STATED GOAL
Pictures should be excluded; otherwise, copy every entry exactly.

Stored data entries:
═══

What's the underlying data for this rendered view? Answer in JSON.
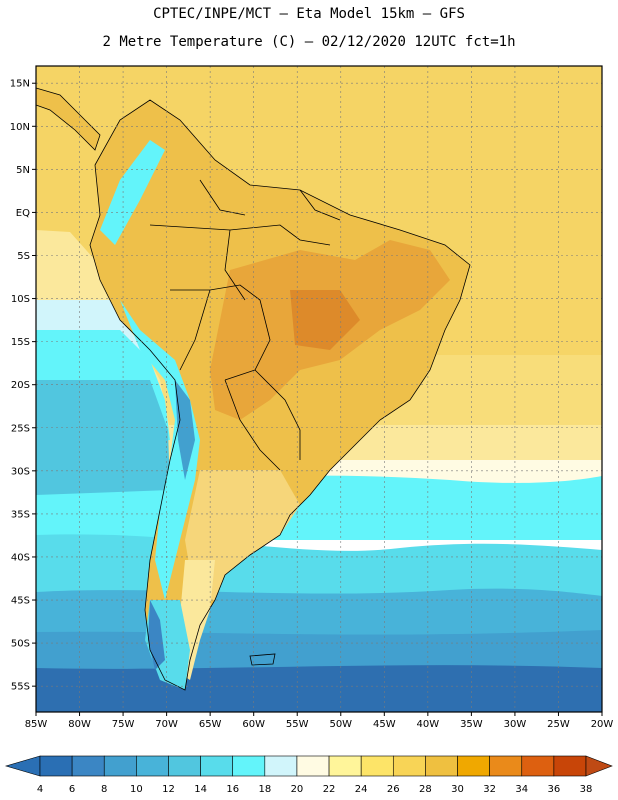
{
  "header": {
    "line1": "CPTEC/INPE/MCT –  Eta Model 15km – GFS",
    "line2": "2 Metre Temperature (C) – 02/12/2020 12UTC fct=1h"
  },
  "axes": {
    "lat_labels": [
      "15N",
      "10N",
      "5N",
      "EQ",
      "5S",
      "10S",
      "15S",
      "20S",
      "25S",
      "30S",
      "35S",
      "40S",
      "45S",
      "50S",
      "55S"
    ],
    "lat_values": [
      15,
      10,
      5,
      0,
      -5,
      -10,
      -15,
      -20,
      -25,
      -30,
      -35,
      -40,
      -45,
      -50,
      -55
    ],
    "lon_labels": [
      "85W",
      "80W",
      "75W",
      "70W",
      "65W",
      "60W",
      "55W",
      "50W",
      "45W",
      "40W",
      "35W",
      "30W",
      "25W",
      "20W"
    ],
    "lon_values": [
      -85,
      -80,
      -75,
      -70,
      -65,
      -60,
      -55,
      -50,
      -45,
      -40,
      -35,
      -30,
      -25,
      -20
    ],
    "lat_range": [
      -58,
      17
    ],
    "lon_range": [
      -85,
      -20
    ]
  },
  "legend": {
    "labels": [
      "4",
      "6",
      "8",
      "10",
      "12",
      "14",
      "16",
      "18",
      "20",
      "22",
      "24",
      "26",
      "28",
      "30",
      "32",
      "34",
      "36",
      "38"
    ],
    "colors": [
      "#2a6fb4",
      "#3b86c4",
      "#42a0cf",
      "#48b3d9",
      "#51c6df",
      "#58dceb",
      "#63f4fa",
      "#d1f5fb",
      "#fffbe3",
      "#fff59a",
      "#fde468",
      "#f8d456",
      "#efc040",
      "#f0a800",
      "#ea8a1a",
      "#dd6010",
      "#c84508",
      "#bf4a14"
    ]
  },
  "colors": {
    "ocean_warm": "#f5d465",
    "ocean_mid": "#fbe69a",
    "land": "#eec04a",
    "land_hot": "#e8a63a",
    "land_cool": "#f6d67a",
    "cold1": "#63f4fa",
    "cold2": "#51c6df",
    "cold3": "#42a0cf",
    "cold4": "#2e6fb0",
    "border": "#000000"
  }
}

═══

FULL RESPONSE
What's the underlying data for this rendered view? Answer in JSON.
{
  "header": {
    "line1": "CPTEC/INPE/MCT –  Eta Model 15km – GFS",
    "line2": "2 Metre Temperature (C) – 02/12/2020 12UTC fct=1h"
  },
  "axes": {
    "lat_labels": [
      "15N",
      "10N",
      "5N",
      "EQ",
      "5S",
      "10S",
      "15S",
      "20S",
      "25S",
      "30S",
      "35S",
      "40S",
      "45S",
      "50S",
      "55S"
    ],
    "lat_values": [
      15,
      10,
      5,
      0,
      -5,
      -10,
      -15,
      -20,
      -25,
      -30,
      -35,
      -40,
      -45,
      -50,
      -55
    ],
    "lon_labels": [
      "85W",
      "80W",
      "75W",
      "70W",
      "65W",
      "60W",
      "55W",
      "50W",
      "45W",
      "40W",
      "35W",
      "30W",
      "25W",
      "20W"
    ],
    "lon_values": [
      -85,
      -80,
      -75,
      -70,
      -65,
      -60,
      -55,
      -50,
      -45,
      -40,
      -35,
      -30,
      -25,
      -20
    ],
    "lat_range": [
      -58,
      17
    ],
    "lon_range": [
      -85,
      -20
    ]
  },
  "legend": {
    "labels": [
      "4",
      "6",
      "8",
      "10",
      "12",
      "14",
      "16",
      "18",
      "20",
      "22",
      "24",
      "26",
      "28",
      "30",
      "32",
      "34",
      "36",
      "38"
    ],
    "colors": [
      "#2a6fb4",
      "#3b86c4",
      "#42a0cf",
      "#48b3d9",
      "#51c6df",
      "#58dceb",
      "#63f4fa",
      "#d1f5fb",
      "#fffbe3",
      "#fff59a",
      "#fde468",
      "#f8d456",
      "#efc040",
      "#f0a800",
      "#ea8a1a",
      "#dd6010",
      "#c84508",
      "#bf4a14"
    ]
  },
  "colors": {
    "ocean_warm": "#f5d465",
    "ocean_mid": "#fbe69a",
    "land": "#eec04a",
    "land_hot": "#e8a63a",
    "land_cool": "#f6d67a",
    "cold1": "#63f4fa",
    "cold2": "#51c6df",
    "cold3": "#42a0cf",
    "cold4": "#2e6fb0",
    "border": "#000000"
  }
}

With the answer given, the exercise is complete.